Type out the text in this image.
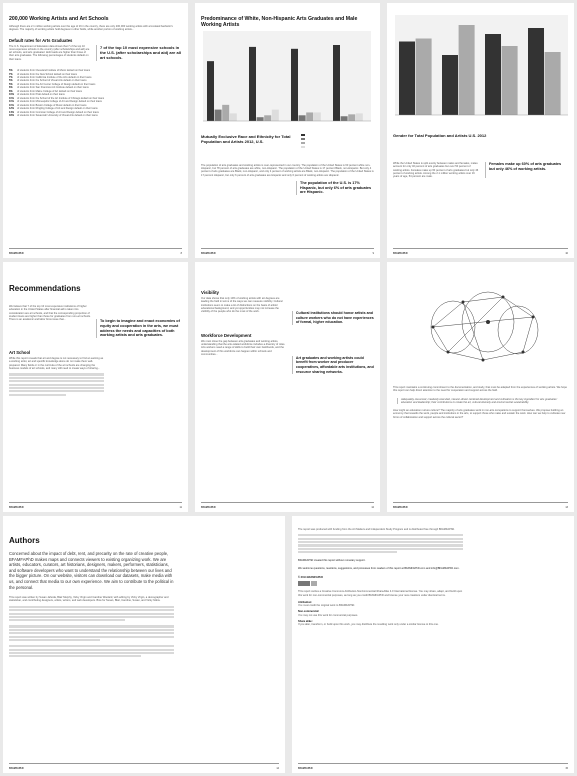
200,000 Working Artists and Art Schools
Although there are 2.1 million working artists over the age of 16 in the country, there are only 200,000 working artists with art-related bachelor's degrees. The majority of working artists hold degrees in other fields, while another portion of working artists...
Default rates for Arts Graduates
The U.S. Department of Education data shows that 7 of the top 10 most expensive schools in the country (after scholarships and aid) are art schools, and arts graduates' debt loads are higher than those of their arts graduates. The following percentages of students default on their loans.
7 of the top 10 most expensive schools in the U.S. (after scholarships and aid) are all art schools.
5%	of students from Cleveland Institute of Music default on their loans
7%	of students from the New School default on their loans
7%	of students from California Institute of the Arts default on their loans
5%	of students from the School of Visual Arts default on their loans
5%	of students from the Art Center College of Design default on their loans
6%	of students from San Francisco Art Institute default on their loans
8%	of students from Maine College of Art default on their loans
10%	of students from Pratt default on their loans
11%	of students from the School of the Art Institute of Chicago default on their loans
11%	of students from Minneapolis College of Art and Design default on their loans
11%	of students from Boston College of Music default on their loans
12%	of students from Ringling College of Art and Design default on their loans
14%	of students from Corcoran College of Art and Design default on their loans
18%	of students from Savannah University of Visual Arts default on their loans
BFAMFAPhD	8
Predominance of White, Non-Hispanic Arts Graduates and Male Working Artists
Mutually Exclusive Race and Ethnicity for Total Population and Artists 2012, U.S.
The population of arts graduates and working artists is over-represented in our country. The population of the United States is 63 percent white non-Hispanic, but 78 percent of arts graduates are white, non-Hispanic. The population of the United States is 17 percent Black, non-Hispanic. But only 4 percent of arts graduates are Black, non-Hispanic, and only 4 percent of working artists are Black, non-Hispanic. The population of the United States is 17 percent Hispanic, but only 6 percent of arts graduates are Hispanic and only 6 percent of working artists are Hispanic.
The population of the U.S. is 17% Hispanic, but only 6% of arts graduates are Hispanic.
BFAMFAPhD	9
Gender for Total Population and Artists U.S. 2012
While the United States is split evenly between males and females, males account for only 40 percent of arts graduates but over 50 percent of working artists. Females make up 60 percent of arts graduates but only 46 percent of working artists. Among the 2.1 million working artists over 16 years of age, 54 percent are male.
Females make up 60% of arts graduates but only 46% of working artists.
BFAMFAPhD	10
Recommendations
We believe that 7 of the top 10 most expensive institutions of higher education in the United States after financial aid is taken into consideration are art schools, and that the corresponding proportion of student loans are higher than those for graduates from non-art schools. There is an academic and labor force issue that...	To begin to imagine and enact economies of equity and cooperation in the arts, we must address the needs and capacities of both working artists and arts graduates.
Art School
While this report reveals that art and degree is not necessary to find an earning as a working artist, art and specific knowledge alone do not make them well-prepared. Many fields or in the curricula of the art schools are changing the business models of art schools, and many still need to create ways of sharing...
BFAMFAPhD	11
Visibility
Our data shows that only 10% of working artists with art degrees are leading the field in terms of the ways we can measure visibility. Cultural institutions seem to make a lot of distinctions on the basis of artists' educational background, and yet opportunities may not increase the visibility of the people who do the most of the work.	Cultural institutions should honor artists and culture workers who do not have experiences of formal, higher education.
Workforce Development
We must close the gap between arts graduates and working artists, understanding that the arts-related workforce includes a diversity of roles. Arts workers need a range of skills to build their own livelihoods, and the development of this workforce can happen within schools and communities...
Art graduates and working artists could benefit from worker and producer cooperatives, affordable arts institutions, and resource sharing networks.
BFAMFAPhD	12
This report maintains a continuing commitment to the documentation, and study, that must be adapted from the experiences of working artists. We hope this report can help direct attention to the need for cooperation and support across the field.
Adequately resourced, creatively executed, mission-driven centered development and cultivation is the key ingredient for arts graduates' education and leadership; their contributions to create the art, cultural diversity and environmental sustainability.
How might an education nurture culture? The majority of arts graduates work in non-arts occupations to support themselves. We propose building an economy that rewards the work, people and institutions in the arts, to support those who make and sustain the work. How can we help to cultivate new forms of collaboration and support across the cultural sector?
BFAMFAPhD	13
Authors
Concerned about the impact of debt, rent, and precarity on the rate of creative people, BFAMFAPhD makes maps and connects viewers to existing organizing work. We are artists, educators, curators, art historians, designers, makers, performers, statisticians, and software developers who want to understand the relationship between our lives and the bigger picture. On our website, visitors can download our datasets, make media with us, and connect that media to our own experience. We aim to contribute to the political in the personal.
This report was written by Susan Jahoda, Blair Murphy, Vicky Virgin and Caroline Woolard, with editing by Vicky Virgin, a demographer and statistician, and contributing designers, artists, writers, and web developers. Bios for Susan, Blair, Caroline, Susan, and Vicky follow.
BFAMFAPhD	14
The report was produced with funding from the Art Matters and Independent Study Program and is distributed free through BFAMFAPhD.
BFAMFAPhD created this report without monetary support.
We welcome questions, reactions, suggestions, and processes from readers of this report at BFAMFAPhD.com and info@BFAMFAPhD.com.
© 2014 BFAMFAPhD
This report carries a Creative Commons Attribution-NonCommercial-ShareAlike 4.0 International license. You may share, adapt, and build upon this work for non-commercial purposes, as long as you credit BFAMFAPhD and license your new creations under identical terms.
Attribution:
You must credit the original work to BFAMFAPhD.
Non-commercial:
You may not use this work for commercial purposes.
Share alike:
If you alter, transform, or build upon this work, you may distribute the resulting work only under a similar license to this one.
BFAMFAPhD	15
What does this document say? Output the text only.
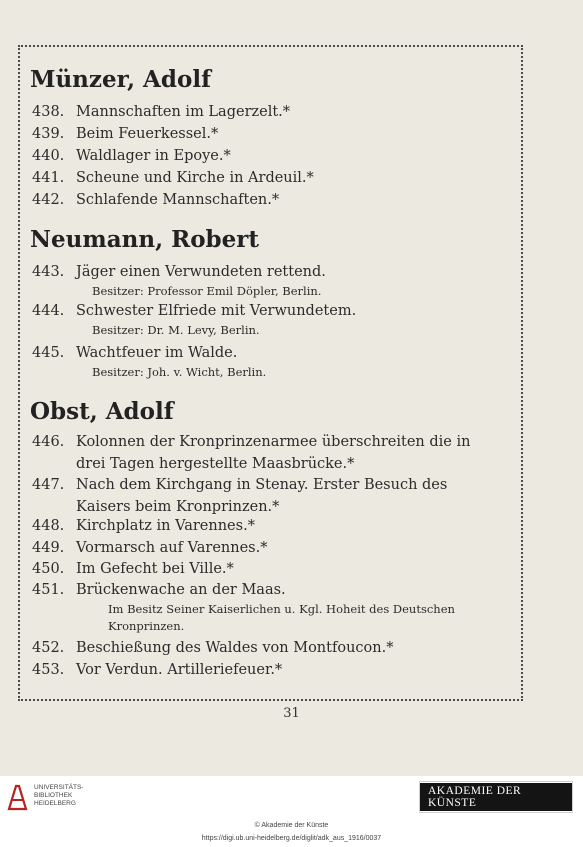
Münzer, Adolf
438. Mannschaften im Lagerzelt.*
439. Beim Feuerkessel.*
440. Waldlager in Epoye.*
441. Scheune und Kirche in Ardeuil.*
442. Schlafende Mannschaften.*
Neumann, Robert
443. Jäger einen Verwundeten rettend.
Besitzer: Professor Emil Döpler, Berlin.
444. Schwester Elfriede mit Verwundetem.
Besitzer: Dr. M. Levy, Berlin.
445. Wachtfeuer im Walde.
Besitzer: Joh. v. Wicht, Berlin.
Obst, Adolf
446. Kolonnen der Kronprinzenarmee überschreiten die in
drei Tagen hergestellte Maasbrücke.*
447. Nach dem Kirchgang in Stenay. Erster Besuch des
Kaisers beim Kronprinzen.*
448. Kirchplatz in Varennes.*
449. Vormarsch auf Varennes.*
450. Im Gefecht bei Ville.*
451. Brückenwache an der Maas.
Im Besitz Seiner Kaiserlichen u. Kgl. Hoheit des Deutschen
Kronprinzen.
452. Beschießung des Waldes von Montfoucon.*
453. Vor Verdun. Artilleriefeuer.*
31
UNIVERSITÄTS-
BIBLIOTHEK
HEIDELBERG
AKADEMIE DER KÜNSTE
© Akademie der Künste
https://digi.ub.uni-heidelberg.de/diglit/adk_aus_1916/0037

What you should do: Transcribe each line above verbatim, with the pictures left out.

Correct answer:
Type out the text in this image.
200,000 Working Artists and Art Schools
Although there are 2.1 million working artists over the age of 16 in the country, there are only 200,000 working artists with art-related bachelor's degrees. The majority of working artists hold degrees in other fields, while another portion of working artists...
Default rates for Arts Graduates
The U.S. Department of Education data shows that 7 of the top 10 most expensive schools in the country (after scholarships and aid) are art schools, and arts graduates' debt loads are higher than those of their arts graduates. The following percentages of students default on their loans.
7 of the top 10 most expensive schools in the U.S. (after scholarships and aid) are all art schools.
5%	of students from Cleveland Institute of Music default on their loans
7%	of students from the New School default on their loans
7%	of students from California Institute of the Arts default on their loans
5%	of students from the School of Visual Arts default on their loans
5%	of students from the Art Center College of Design default on their loans
6%	of students from San Francisco Art Institute default on their loans
8%	of students from Maine College of Art default on their loans
10%	of students from Pratt default on their loans
11%	of students from the School of the Art Institute of Chicago default on their loans
11%	of students from Minneapolis College of Art and Design default on their loans
11%	of students from Boston College of Music default on their loans
12%	of students from Ringling College of Art and Design default on their loans
14%	of students from Corcoran College of Art and Design default on their loans
18%	of students from Savannah University of Visual Arts default on their loans
BFAMFAPhD	8
Predominance of White, Non-Hispanic Arts Graduates and Male Working Artists
Mutually Exclusive Race and Ethnicity for Total Population and Artists 2012, U.S.
The population of arts graduates and working artists is over-represented in our country. The population of the United States is 63 percent white non-Hispanic, but 78 percent of arts graduates are white, non-Hispanic. The population of the United States is 17 percent Black, non-Hispanic. But only 4 percent of arts graduates are Black, non-Hispanic, and only 4 percent of working artists are Black, non-Hispanic. The population of the United States is 17 percent Hispanic, but only 6 percent of arts graduates are Hispanic and only 6 percent of working artists are Hispanic.
The population of the U.S. is 17% Hispanic, but only 6% of arts graduates are Hispanic.
BFAMFAPhD	9
Gender for Total Population and Artists U.S. 2012
While the United States is split evenly between males and females, males account for only 40 percent of arts graduates but over 50 percent of working artists. Females make up 60 percent of arts graduates but only 46 percent of working artists. Among the 2.1 million working artists over 16 years of age, 54 percent are male.
Females make up 60% of arts graduates but only 46% of working artists.
BFAMFAPhD	10
Recommendations
We believe that 7 of the top 10 most expensive institutions of higher education in the United States after financial aid is taken into consideration are art schools, and that the corresponding proportion of student loans are higher than those for graduates from non-art schools. There is an academic and labor force issue that...	To begin to imagine and enact economies of equity and cooperation in the arts, we must address the needs and capacities of both working artists and arts graduates.
Art School
While this report reveals that art and degree is not necessary to find an earning as a working artist, art and specific knowledge alone do not make them well-prepared. Many fields or in the curricula of the art schools are changing the business models of art schools, and many still need to create ways of sharing...
BFAMFAPhD	11
Visibility
Our data shows that only 10% of working artists with art degrees are leading the field in terms of the ways we can measure visibility. Cultural institutions seem to make a lot of distinctions on the basis of artists' educational background, and yet opportunities may not increase the visibility of the people who do the most of the work.	Cultural institutions should honor artists and culture workers who do not have experiences of formal, higher education.
Workforce Development
We must close the gap between arts graduates and working artists, understanding that the arts-related workforce includes a diversity of roles. Arts workers need a range of skills to build their own livelihoods, and the development of this workforce can happen within schools and communities...
Art graduates and working artists could benefit from worker and producer cooperatives, affordable arts institutions, and resource sharing networks.
BFAMFAPhD	12
This report maintains a continuing commitment to the documentation, and study, that must be adapted from the experiences of working artists. We hope this report can help direct attention to the need for cooperation and support across the field.
Adequately resourced, creatively executed, mission-driven centered development and cultivation is the key ingredient for arts graduates' education and leadership; their contributions to create the art, cultural diversity and environmental sustainability.
How might an education nurture culture? The majority of arts graduates work in non-arts occupations to support themselves. We propose building an economy that rewards the work, people and institutions in the arts, to support those who make and sustain the work. How can we help to cultivate new forms of collaboration and support across the cultural sector?
BFAMFAPhD	13
Authors
Concerned about the impact of debt, rent, and precarity on the rate of creative people, BFAMFAPhD makes maps and connects viewers to existing organizing work. We are artists, educators, curators, art historians, designers, makers, performers, statisticians, and software developers who want to understand the relationship between our lives and the bigger picture. On our website, visitors can download our datasets, make media with us, and connect that media to our own experience. We aim to contribute to the political in the personal.
This report was written by Susan Jahoda, Blair Murphy, Vicky Virgin and Caroline Woolard, with editing by Vicky Virgin, a demographer and statistician, and contributing designers, artists, writers, and web developers. Bios for Susan, Blair, Caroline, Susan, and Vicky follow.
BFAMFAPhD	14
The report was produced with funding from the Art Matters and Independent Study Program and is distributed free through BFAMFAPhD.
BFAMFAPhD created this report without monetary support.
We welcome questions, reactions, suggestions, and processes from readers of this report at BFAMFAPhD.com and info@BFAMFAPhD.com.
© 2014 BFAMFAPhD
This report carries a Creative Commons Attribution-NonCommercial-ShareAlike 4.0 International license. You may share, adapt, and build upon this work for non-commercial purposes, as long as you credit BFAMFAPhD and license your new creations under identical terms.
Attribution:
You must credit the original work to BFAMFAPhD.
Non-commercial:
You may not use this work for commercial purposes.
Share alike:
If you alter, transform, or build upon this work, you may distribute the resulting work only under a similar license to this one.
BFAMFAPhD	15
What does this document say? Output the text only.
Münzer, Adolf
438. Mannschaften im Lagerzelt.*
439. Beim Feuerkessel.*
440. Waldlager in Epoye.*
441. Scheune und Kirche in Ardeuil.*
442. Schlafende Mannschaften.*
Neumann, Robert
443. Jäger einen Verwundeten rettend.
Besitzer: Professor Emil Döpler, Berlin.
444. Schwester Elfriede mit Verwundetem.
Besitzer: Dr. M. Levy, Berlin.
445. Wachtfeuer im Walde.
Besitzer: Joh. v. Wicht, Berlin.
Obst, Adolf
446. Kolonnen der Kronprinzenarmee überschreiten die in
drei Tagen hergestellte Maasbrücke.*
447. Nach dem Kirchgang in Stenay. Erster Besuch des
Kaisers beim Kronprinzen.*
448. Kirchplatz in Varennes.*
449. Vormarsch auf Varennes.*
450. Im Gefecht bei Ville.*
451. Brückenwache an der Maas.
Im Besitz Seiner Kaiserlichen u. Kgl. Hoheit des Deutschen
Kronprinzen.
452. Beschießung des Waldes von Montfoucon.*
453. Vor Verdun. Artilleriefeuer.*
31
UNIVERSITÄTS-
BIBLIOTHEK
HEIDELBERG
AKADEMIE DER KÜNSTE
© Akademie der Künste
https://digi.ub.uni-heidelberg.de/diglit/adk_aus_1916/0037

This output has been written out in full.